THE REQUEST: Write out the records again, exactly, leaving none out.
▶
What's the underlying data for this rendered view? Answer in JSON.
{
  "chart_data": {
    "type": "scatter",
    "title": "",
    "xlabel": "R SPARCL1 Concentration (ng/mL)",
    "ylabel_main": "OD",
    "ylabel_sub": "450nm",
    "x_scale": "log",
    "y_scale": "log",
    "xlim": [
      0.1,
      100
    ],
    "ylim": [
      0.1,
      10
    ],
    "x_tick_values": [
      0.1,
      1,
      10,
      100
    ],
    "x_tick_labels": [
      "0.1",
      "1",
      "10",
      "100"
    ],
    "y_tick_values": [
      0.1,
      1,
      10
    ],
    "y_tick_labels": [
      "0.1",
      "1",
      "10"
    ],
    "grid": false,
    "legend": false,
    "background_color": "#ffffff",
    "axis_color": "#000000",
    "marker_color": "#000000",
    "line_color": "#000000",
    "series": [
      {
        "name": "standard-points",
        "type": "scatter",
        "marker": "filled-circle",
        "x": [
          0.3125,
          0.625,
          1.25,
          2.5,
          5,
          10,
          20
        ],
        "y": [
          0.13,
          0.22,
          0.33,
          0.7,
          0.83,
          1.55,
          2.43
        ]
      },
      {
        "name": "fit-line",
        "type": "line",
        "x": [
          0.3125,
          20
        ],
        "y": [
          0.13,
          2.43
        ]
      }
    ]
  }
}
◀
WRITTEN RESPONSE:
What's the underlying data for this rendered view? Answer in JSON.
{
  "chart_data": {
    "type": "scatter",
    "title": "",
    "xlabel": "R SPARCL1 Concentration (ng/mL)",
    "ylabel_main": "OD",
    "ylabel_sub": "450nm",
    "x_scale": "log",
    "y_scale": "log",
    "xlim": [
      0.1,
      100
    ],
    "ylim": [
      0.1,
      10
    ],
    "x_tick_values": [
      0.1,
      1,
      10,
      100
    ],
    "x_tick_labels": [
      "0.1",
      "1",
      "10",
      "100"
    ],
    "y_tick_values": [
      0.1,
      1,
      10
    ],
    "y_tick_labels": [
      "0.1",
      "1",
      "10"
    ],
    "grid": false,
    "legend": false,
    "background_color": "#ffffff",
    "axis_color": "#000000",
    "marker_color": "#000000",
    "line_color": "#000000",
    "series": [
      {
        "name": "standard-points",
        "type": "scatter",
        "marker": "filled-circle",
        "x": [
          0.3125,
          0.625,
          1.25,
          2.5,
          5,
          10,
          20
        ],
        "y": [
          0.13,
          0.22,
          0.33,
          0.7,
          0.83,
          1.55,
          2.43
        ]
      },
      {
        "name": "fit-line",
        "type": "line",
        "x": [
          0.3125,
          20
        ],
        "y": [
          0.13,
          2.43
        ]
      }
    ]
  }
}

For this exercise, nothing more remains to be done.